(Extracted data entries)
======

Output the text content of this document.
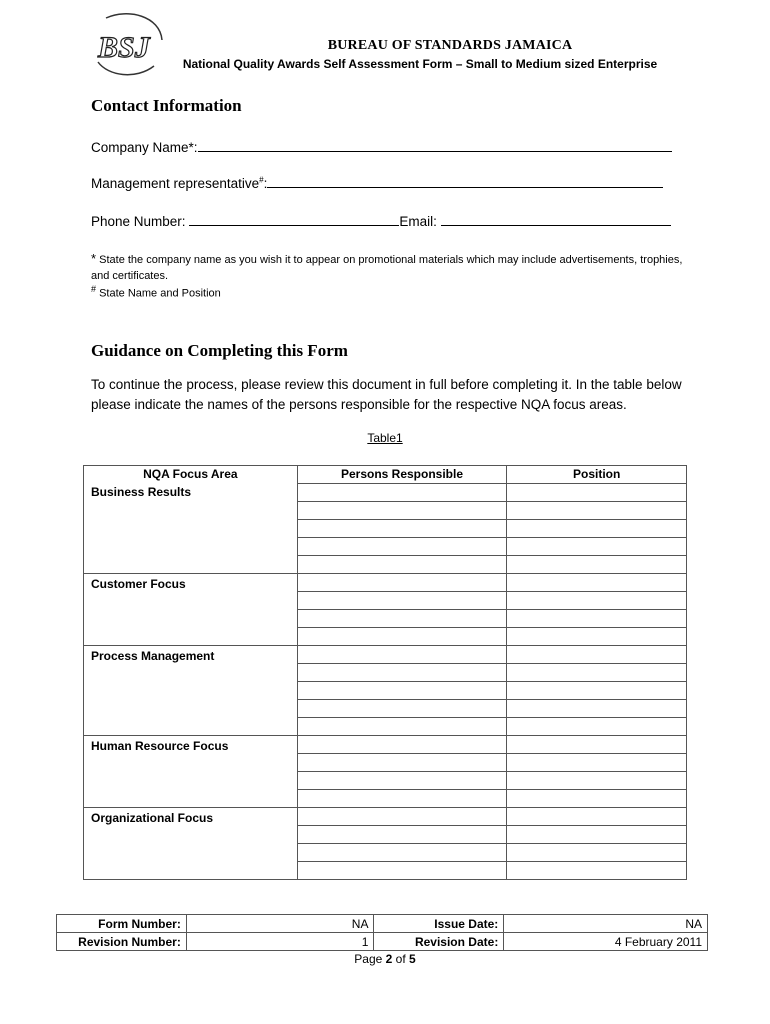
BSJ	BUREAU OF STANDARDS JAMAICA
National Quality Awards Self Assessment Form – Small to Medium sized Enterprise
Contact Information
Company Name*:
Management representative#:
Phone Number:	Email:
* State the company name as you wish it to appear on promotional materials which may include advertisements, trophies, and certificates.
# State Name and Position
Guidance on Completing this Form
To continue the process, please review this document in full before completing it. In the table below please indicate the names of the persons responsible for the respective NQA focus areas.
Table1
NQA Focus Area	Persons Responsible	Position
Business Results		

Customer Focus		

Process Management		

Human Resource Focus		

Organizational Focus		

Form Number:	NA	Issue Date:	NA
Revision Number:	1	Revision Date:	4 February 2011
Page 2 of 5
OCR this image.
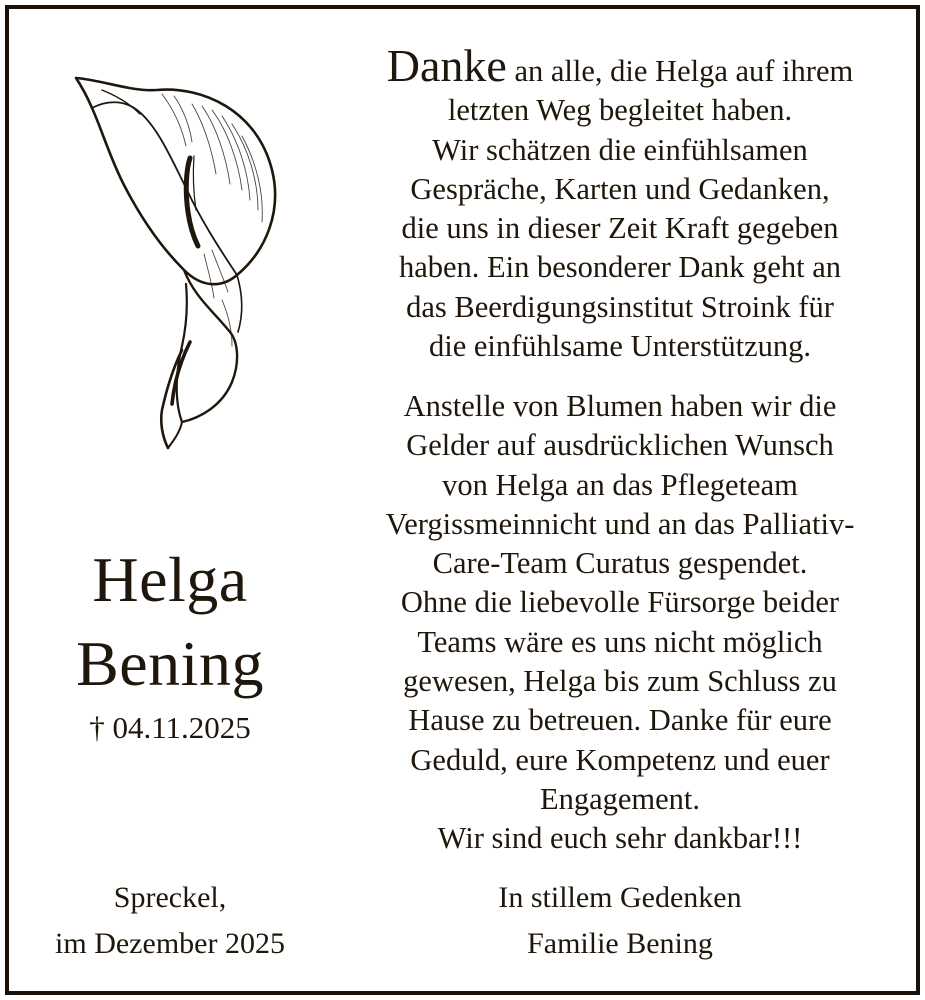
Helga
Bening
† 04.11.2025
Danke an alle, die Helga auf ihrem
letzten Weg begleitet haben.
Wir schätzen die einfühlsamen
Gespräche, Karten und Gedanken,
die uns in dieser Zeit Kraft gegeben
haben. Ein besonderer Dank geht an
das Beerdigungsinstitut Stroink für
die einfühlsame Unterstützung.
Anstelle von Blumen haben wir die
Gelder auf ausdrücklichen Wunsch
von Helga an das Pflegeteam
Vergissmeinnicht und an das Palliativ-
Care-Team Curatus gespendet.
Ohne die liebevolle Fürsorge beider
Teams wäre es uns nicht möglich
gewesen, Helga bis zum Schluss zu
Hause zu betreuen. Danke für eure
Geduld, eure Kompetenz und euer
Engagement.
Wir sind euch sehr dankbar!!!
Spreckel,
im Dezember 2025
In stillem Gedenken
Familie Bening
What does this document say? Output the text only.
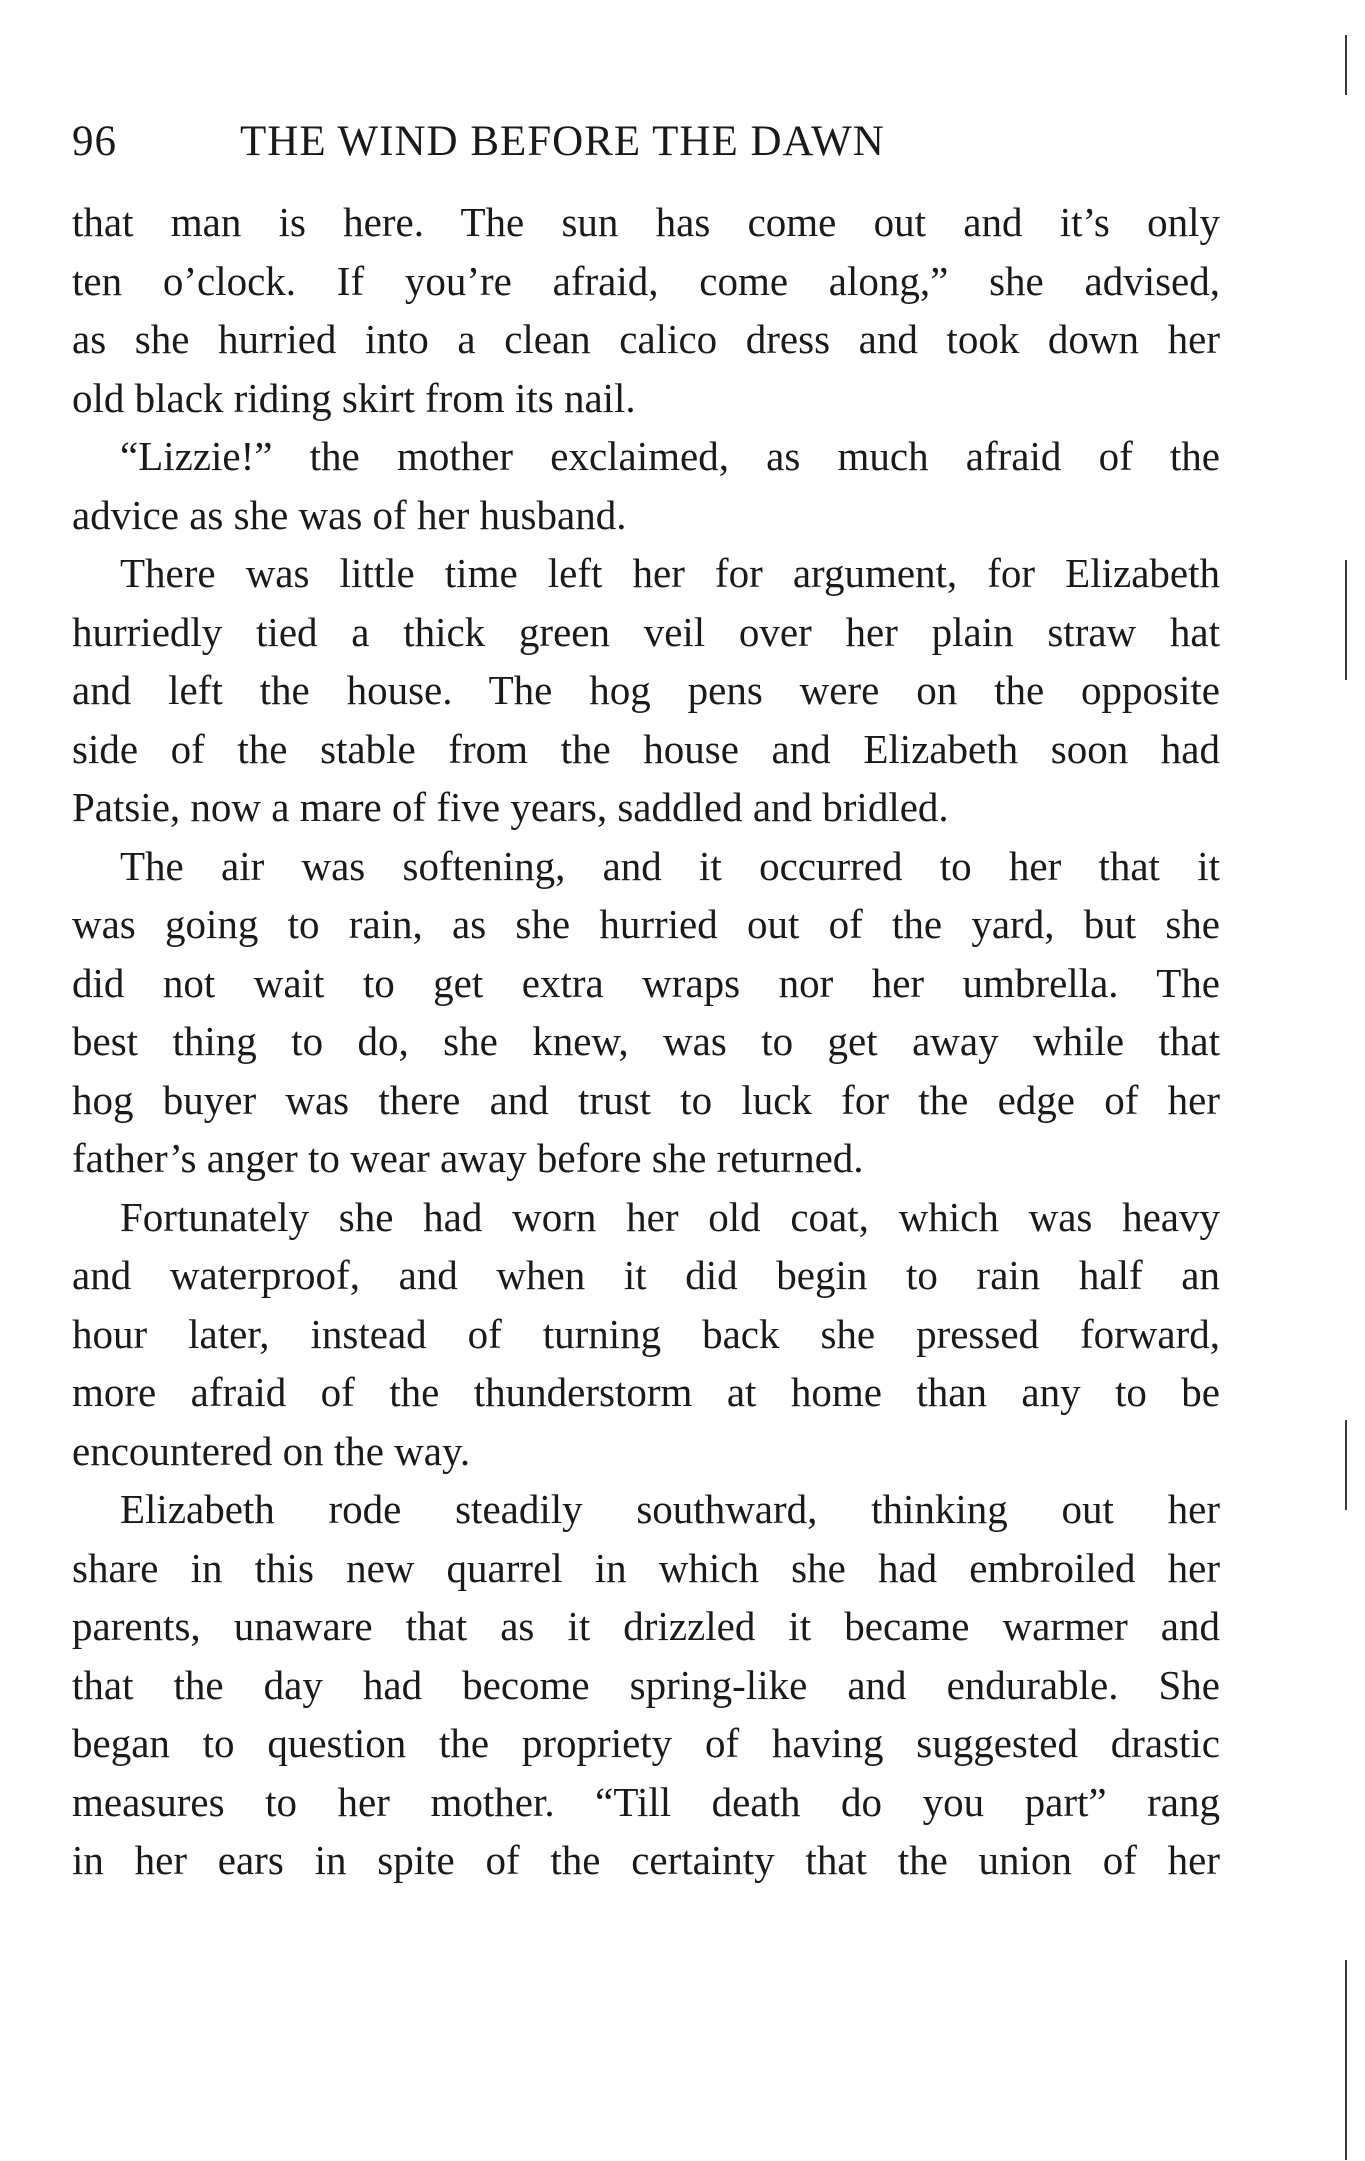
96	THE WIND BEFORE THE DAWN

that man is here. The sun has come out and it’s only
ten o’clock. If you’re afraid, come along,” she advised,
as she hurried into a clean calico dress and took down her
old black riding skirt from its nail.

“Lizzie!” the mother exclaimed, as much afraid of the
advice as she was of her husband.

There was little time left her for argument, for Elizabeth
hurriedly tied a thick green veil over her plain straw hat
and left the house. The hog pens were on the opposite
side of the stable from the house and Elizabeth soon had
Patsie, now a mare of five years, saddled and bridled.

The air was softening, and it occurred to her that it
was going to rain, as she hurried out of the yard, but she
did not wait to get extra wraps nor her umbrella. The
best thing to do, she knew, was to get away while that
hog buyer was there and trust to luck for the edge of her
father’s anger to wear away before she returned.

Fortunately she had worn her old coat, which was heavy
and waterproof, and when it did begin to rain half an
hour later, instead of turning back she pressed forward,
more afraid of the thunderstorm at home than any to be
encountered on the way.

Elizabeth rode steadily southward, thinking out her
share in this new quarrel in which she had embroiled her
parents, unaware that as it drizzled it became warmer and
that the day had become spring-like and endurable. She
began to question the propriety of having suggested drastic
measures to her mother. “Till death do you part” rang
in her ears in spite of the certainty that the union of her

======

● The request:
Go through the listing above and locate each line that holds the word "mother". Copy those lines.

● Solution for this task:
“Lizzie!” the mother exclaimed, as much afraid of the
measures to her mother. “Till death do you part” rang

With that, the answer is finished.